> Short exercise
Extract and list every line that contains the word "Chương".

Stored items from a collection
--- start ---
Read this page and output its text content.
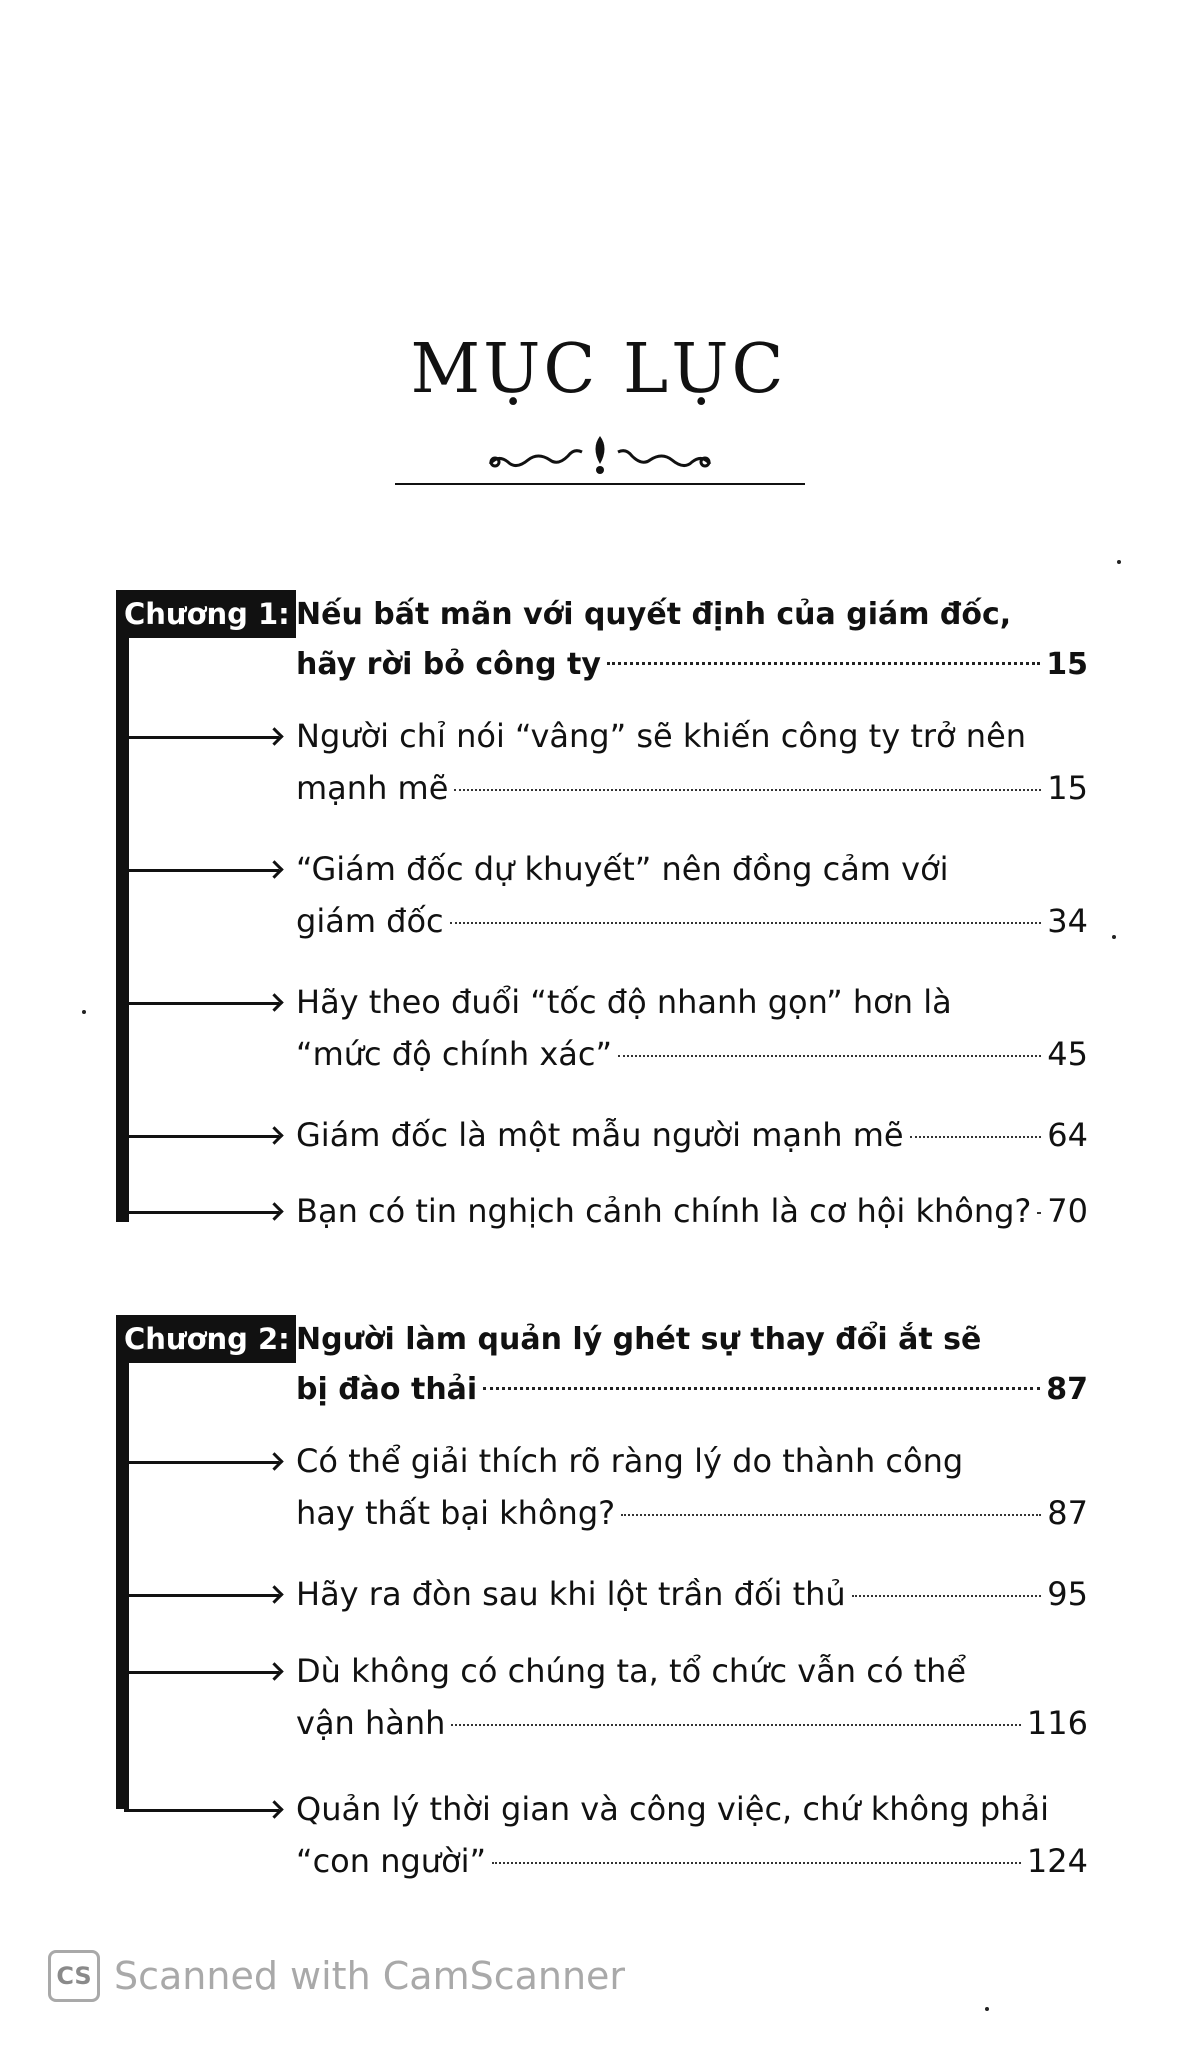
MỤC LỤC
Chương 1: Nếu bất mãn với quyết định của giám đốc,
hãy rời bỏ công ty	15
Người chỉ nói “vâng” sẽ khiến công ty trở nên
mạnh mẽ	15
“Giám đốc dự khuyết” nên đồng cảm với
giám đốc	34
Hãy theo đuổi “tốc độ nhanh gọn” hơn là
“mức độ chính xác”	45
Giám đốc là một mẫu người mạnh mẽ	64
Bạn có tin nghịch cảnh chính là cơ hội không? 70
Chương 2: Người làm quản lý ghét sự thay đổi ắt sẽ
bị đào thải	87
Có thể giải thích rõ ràng lý do thành công
hay thất bại không?	87
Hãy ra đòn sau khi lột trần đối thủ	95
Dù không có chúng ta, tổ chức vẫn có thể
vận hành	116
Quản lý thời gian và công việc, chứ không phải
“con người”	124
CS Scanned with CamScanner
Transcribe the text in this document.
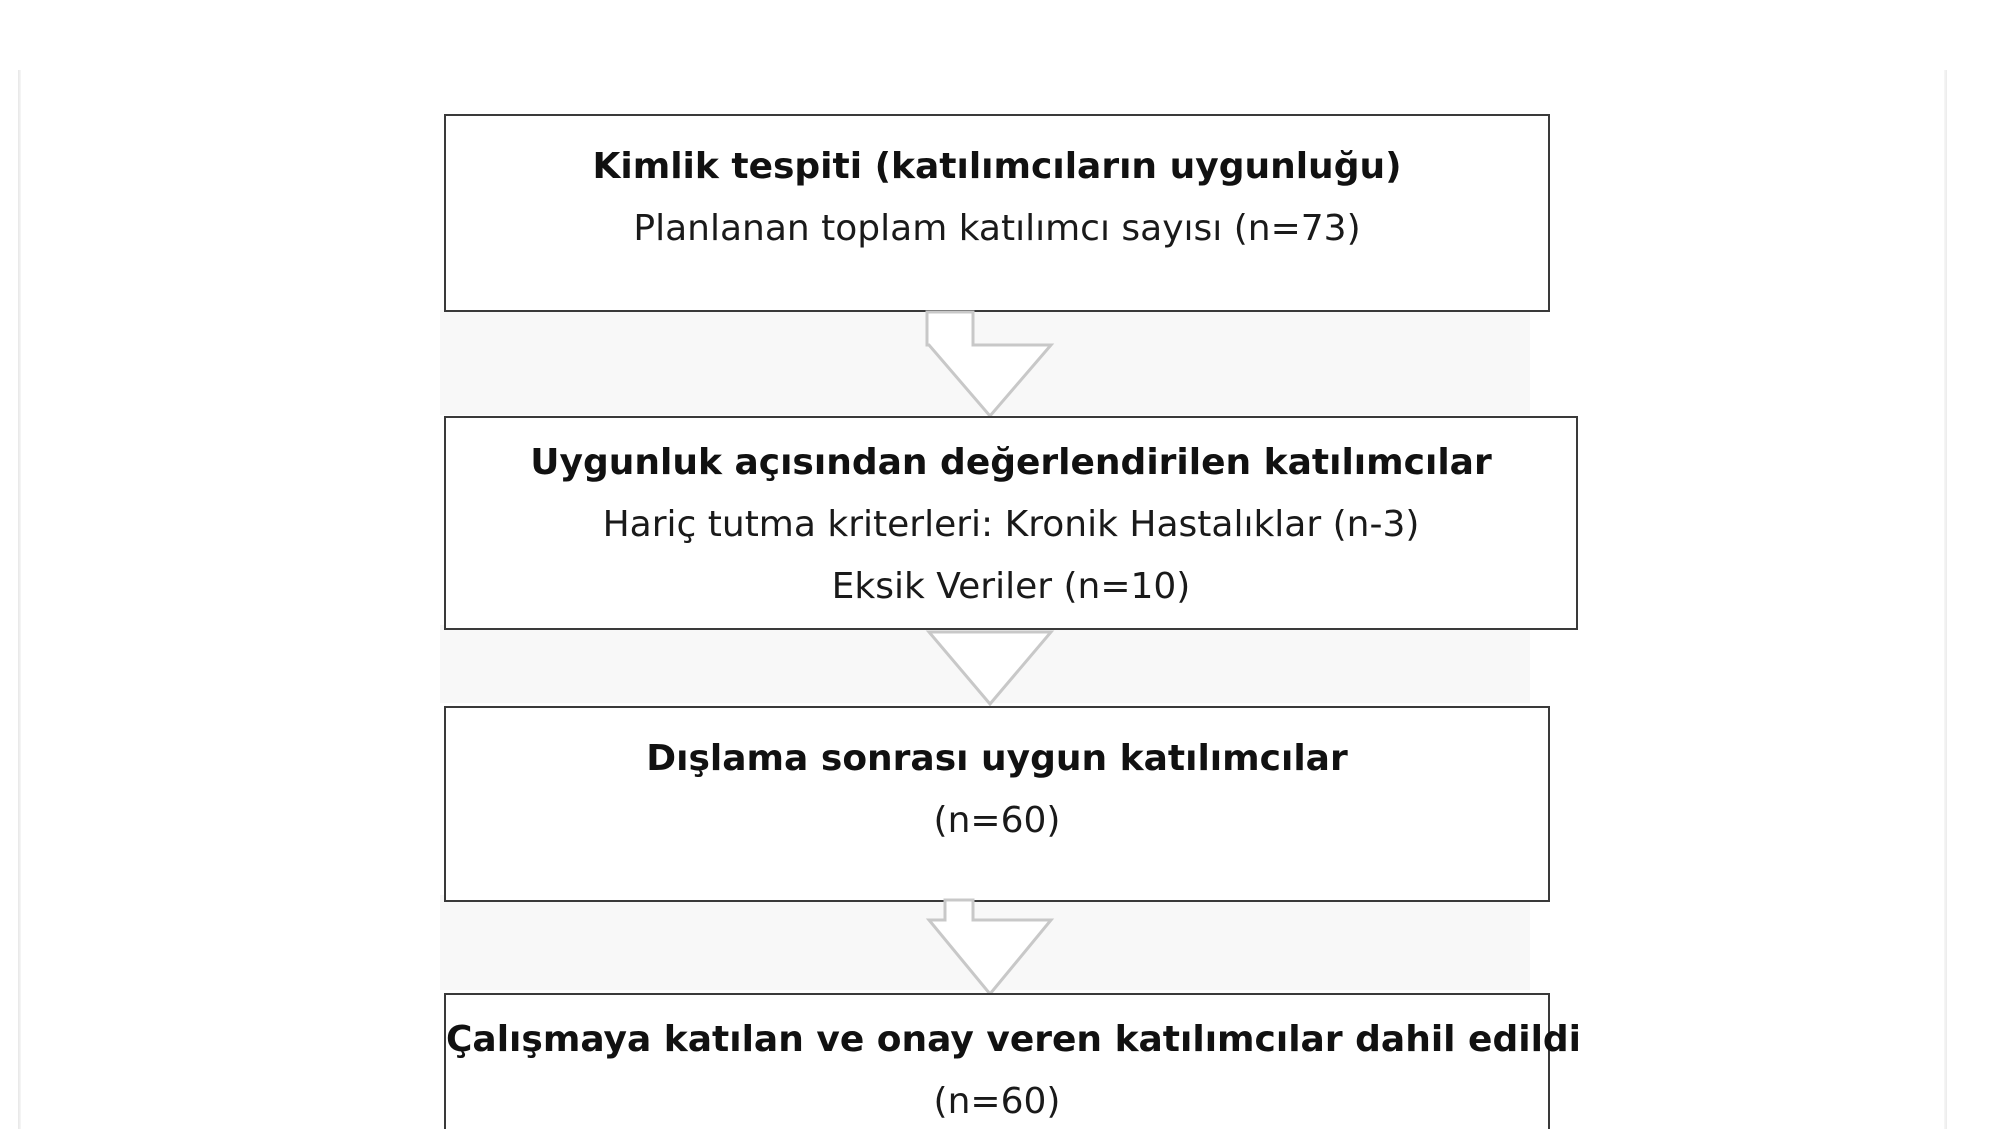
Kimlik tespiti (katılımcıların uygunluğu)
Planlanan toplam katılımcı sayısı (n=73)
Uygunluk açısından değerlendirilen katılımcılar
Hariç tutma kriterleri: Kronik Hastalıklar (n-3)
Eksik Veriler (n=10)
Dışlama sonrası uygun katılımcılar
(n=60)
Çalışmaya katılan ve onay veren katılımcılar dahil edildi
(n=60)
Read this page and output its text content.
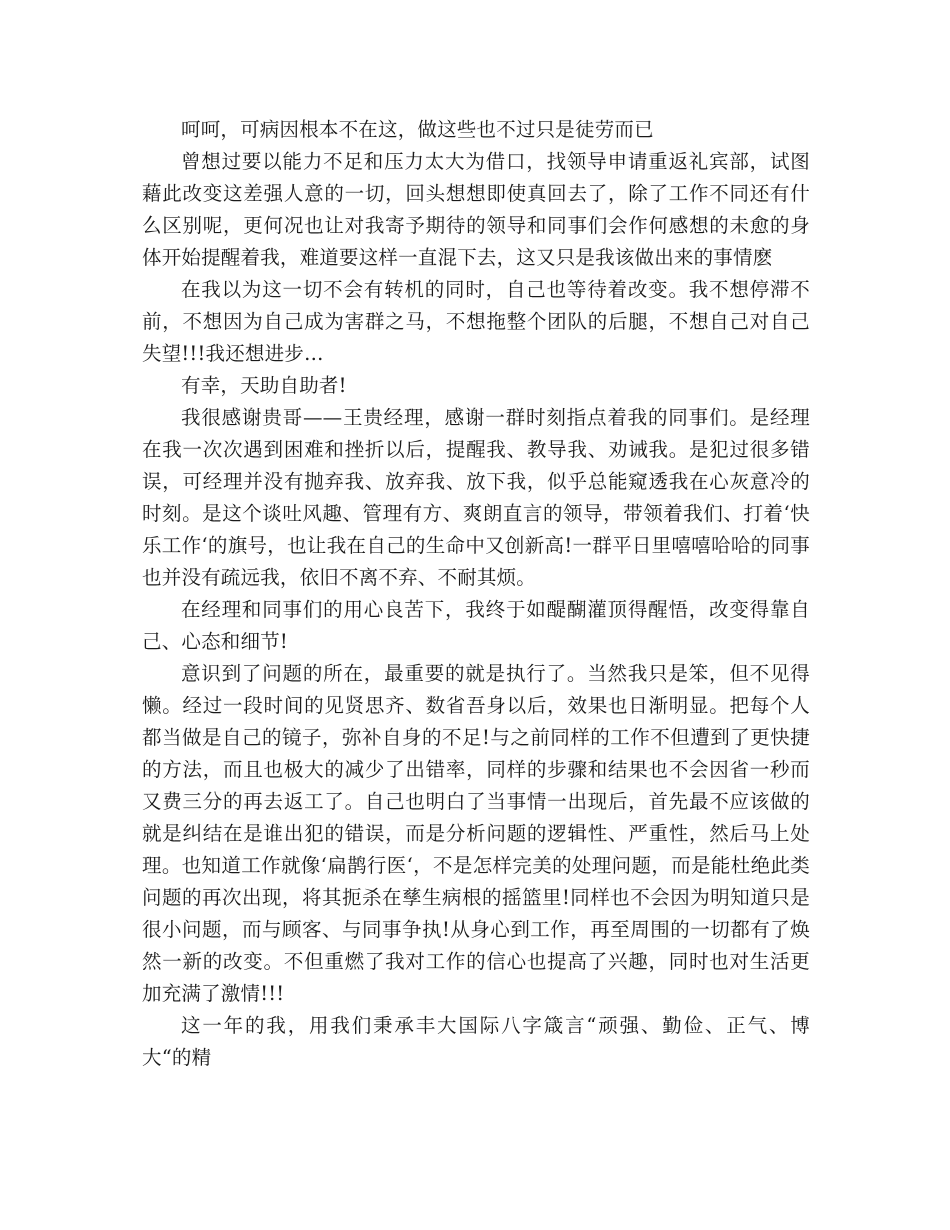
呵呵，可病因根本不在这，做这些也不过只是徒劳而已

曾想过要以能力不足和压力太大为借口，找领导申请重返礼宾部，试图藉此改变这差强人意的一切，回头想想即使真回去了，除了工作不同还有什么区别呢，更何况也让对我寄予期待的领导和同事们会作何感想的未愈的身体开始提醒着我，难道要这样一直混下去，这又只是我该做出来的事情麽

在我以为这一切不会有转机的同时，自己也等待着改变。我不想停滞不前，不想因为自己成为害群之马，不想拖整个团队的后腿，不想自己对自己失望!!!我还想进步…

有幸，天助自助者!

我很感谢贵哥——王贵经理，感谢一群时刻指点着我的同事们。是经理在我一次次遇到困难和挫折以后，提醒我、教导我、劝诫我。是犯过很多错误，可经理并没有抛弃我、放弃我、放下我，似乎总能窥透我在心灰意冷的时刻。是这个谈吐风趣、管理有方、爽朗直言的领导，带领着我们、打着‘快乐工作‘的旗号，也让我在自己的生命中又创新高!一群平日里嘻嘻哈哈的同事也并没有疏远我，依旧不离不弃、不耐其烦。

在经理和同事们的用心良苦下，我终于如醍醐灌顶得醒悟，改变得靠自己、心态和细节!

意识到了问题的所在，最重要的就是执行了。当然我只是笨，但不见得懒。经过一段时间的见贤思齐、数省吾身以后，效果也日渐明显。把每个人都当做是自己的镜子，弥补自身的不足!与之前同样的工作不但遭到了更快捷的方法，而且也极大的减少了出错率，同样的步骤和结果也不会因省一秒而又费三分的再去返工了。自己也明白了当事情一出现后，首先最不应该做的就是纠结在是谁出犯的错误，而是分析问题的逻辑性、严重性，然后马上处理。也知道工作就像‘扁鹊行医‘，不是怎样完美的处理问题，而是能杜绝此类问题的再次出现，将其扼杀在孳生病根的摇篮里!同样也不会因为明知道只是很小问题，而与顾客、与同事争执!从身心到工作，再至周围的一切都有了焕然一新的改变。不但重燃了我对工作的信心也提高了兴趣，同时也对生活更加充满了激情!!!

这一年的我，用我们秉承丰大国际八字箴言“顽强、勤俭、正气、博大“的精
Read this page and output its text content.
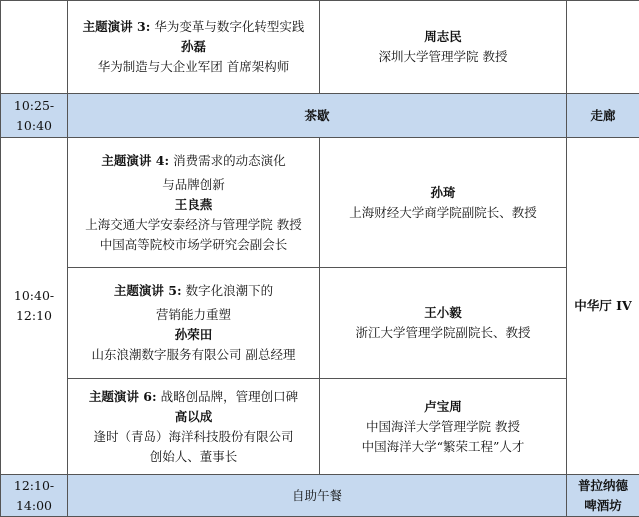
	主题演讲 3: 华为变革与数字化转型实践
孙磊
华为制造与大企业军团 首席架构师	周志民
深圳大学管理学院 教授	

10:25-
10:40	茶歇		走廊

10:40-
12:10	主题演讲 4: 消费需求的动态演化
与品牌创新
王良燕
上海交通大学安泰经济与管理学院 教授
中国高等院校市场学研究会副会长	孙琦
上海财经大学商学院副院长、教授	中华厅 IV

	主题演讲 5: 数字化浪潮下的
营销能力重塑
孙荣田
山东浪潮数字服务有限公司 副总经理	王小毅
浙江大学管理学院副院长、教授	

	主题演讲 6: 战略创品牌，管理创口碑
高以成
逢时（青岛）海洋科技股份有限公司
创始人、董事长	卢宝周
中国海洋大学管理学院 教授
中国海洋大学“繁荣工程”人才	

12:10-
14:00	自助午餐		普拉纳德
啤酒坊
--- end ---
> Task result
Chương 1: Nếu bất mãn với quyết định của giám đốc,
Chương 2: Người làm quản lý ghét sự thay đổi ắt sẽ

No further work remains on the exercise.